'Re: sbp2: sbp2util_node_write_no_wait failed'

[prev in list] [next in list] [prev in thread] [next in thread] 

List:       linux1394-devel
Subject:    Re: sbp2: sbp2util_node_write_no_wait failed
From:       Michael Brade <brade () informatik ! uni-muenchen ! de>
Date:       2005-11-05 0:36:32
Message-ID: 200511050136.36245.brade () informatik ! uni-muenchen ! de
[Download RAW message or body]

On Friday 04 November 2005 23:13, Stefan Richter wrote:
> Michael Brade wrote:
> > Heh, good news, debugging finished! :-)
>
> Let's say, _nearly_ finished.
Ok, fair enough, however, you didn't tell me yet what to do next...

> There are 64 tlabels, therefore what you have seen is that sbp2 added
> ORBs and rung the doorbell 64 times while the target did not finish
> these 64 small transactions to the doorbell register with a response.
Yep, but what I don't quite understand yet is when exactly it happens. It 
seems that I can copy one huge file almost without errors, maybe one or two, 
rarely more. But when I write a lot of small files and try to do some reading 
inbetween the error happens every 10 seconds or worse. With the odd exception 
to the rule.

> > Any idea what to fix?
>
> I am unsure.
>
> Idea 1:
>
> Maybe we could move the initiator's part of the protocol (in particular,
> writes to command block agent register and writes to doorbell register)
> out of atomic context, e.g. into an additional kthread or into a
> workqueue. That would let sbp2 wait for availability of a tlabel.
That sounds about good to me ;-)

> Moreover, as I said in an earlier reply, there are many reports about
> mysterious "aborting sbp2 command" mishaps but only few reports about
> "sbp2util_node_write_no_wait failed" along with command abortions.
Hm, I have no idea about how many "aborting sbp2 command" reports there are 
but I found quite some reports on Google with the sbp2util_node_write_no_wait 
failed, none of them with a good answer though.

● **CHALLENGE**: Carry on the sbp2 mailing-list reply, starting right after its last sentence.

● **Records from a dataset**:
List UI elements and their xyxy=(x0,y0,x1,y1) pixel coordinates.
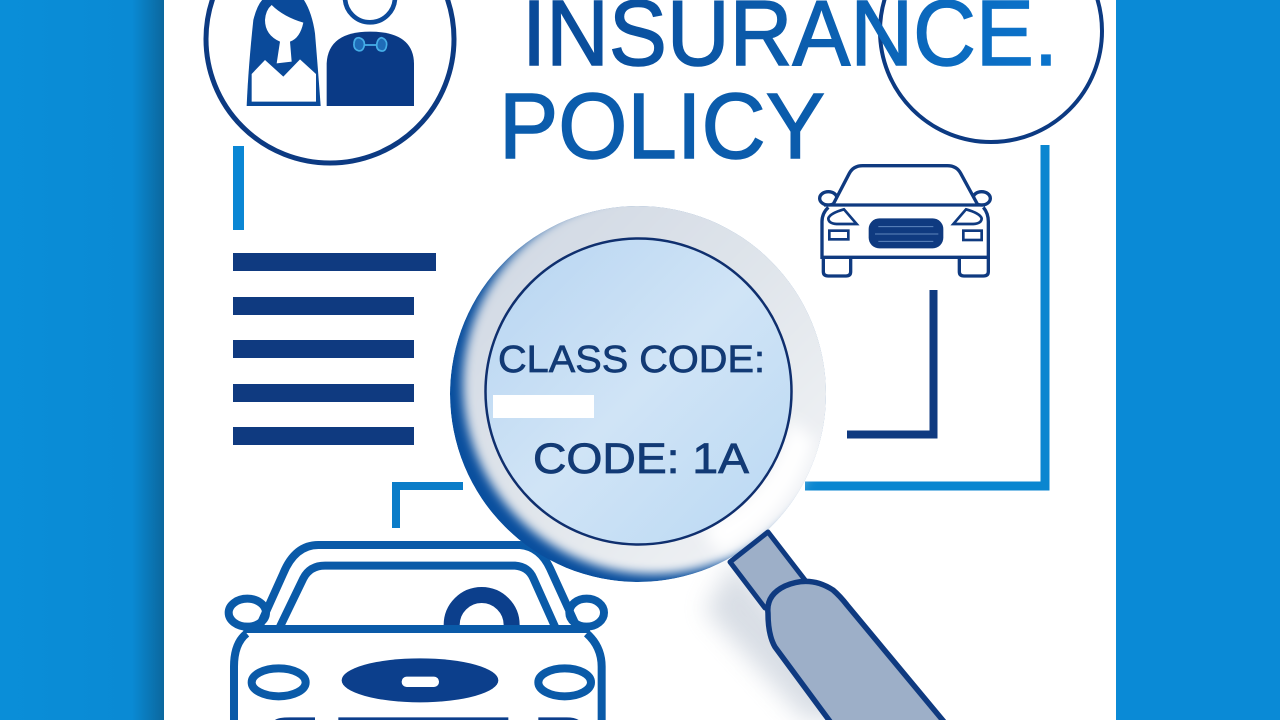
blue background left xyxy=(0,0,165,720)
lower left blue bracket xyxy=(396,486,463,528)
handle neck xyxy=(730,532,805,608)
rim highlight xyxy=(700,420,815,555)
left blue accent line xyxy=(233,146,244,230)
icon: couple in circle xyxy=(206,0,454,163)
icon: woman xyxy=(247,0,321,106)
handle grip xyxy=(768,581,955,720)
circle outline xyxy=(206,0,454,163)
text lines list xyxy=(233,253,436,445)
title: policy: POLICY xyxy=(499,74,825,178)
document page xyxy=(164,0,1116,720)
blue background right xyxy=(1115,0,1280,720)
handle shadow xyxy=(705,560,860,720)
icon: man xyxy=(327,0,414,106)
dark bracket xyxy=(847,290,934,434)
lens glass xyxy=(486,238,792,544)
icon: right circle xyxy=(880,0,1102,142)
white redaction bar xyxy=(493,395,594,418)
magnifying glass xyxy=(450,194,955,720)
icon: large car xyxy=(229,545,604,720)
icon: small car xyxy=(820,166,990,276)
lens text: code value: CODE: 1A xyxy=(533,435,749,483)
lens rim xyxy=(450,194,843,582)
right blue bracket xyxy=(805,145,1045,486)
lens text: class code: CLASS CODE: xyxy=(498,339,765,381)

● **ANSWER TO THE PROBLEM**:
> Therefore, IMO, we should implement changes of such kind only after we
> understood the more common problem better and have an idea how such
> changes may affect it, ideally cure it.
Ok, is there anything I do to help there? I mean, I have a system where the 
error happens with 100% certainty every time, so as a test bed it's quite 
perfect, eh?

> Idea 2:
>
> [...] It won't improve
> performance relative to what you are seeing now, but it would lower the
> risk of data loss.
Well, as far as I can see I haven't lost any data yet. Do you reckon that 
could happen or is even likely to happen? Cause then I'd do some backups 
pretty soon.

> > It doesn't seem justified to lock up for 30 seconds
> > since a new label could be available much earlier. But that's just my
> > guess.
>
> These pauses aren't spent locked-up in sbp2. It is the period that the
> SCSI subsystem waits for completion of a task.
I know... do you think I would put something at risk if I'd lower the timeout 
to, say, 5 seconds? 30 seconds is *really* annoying.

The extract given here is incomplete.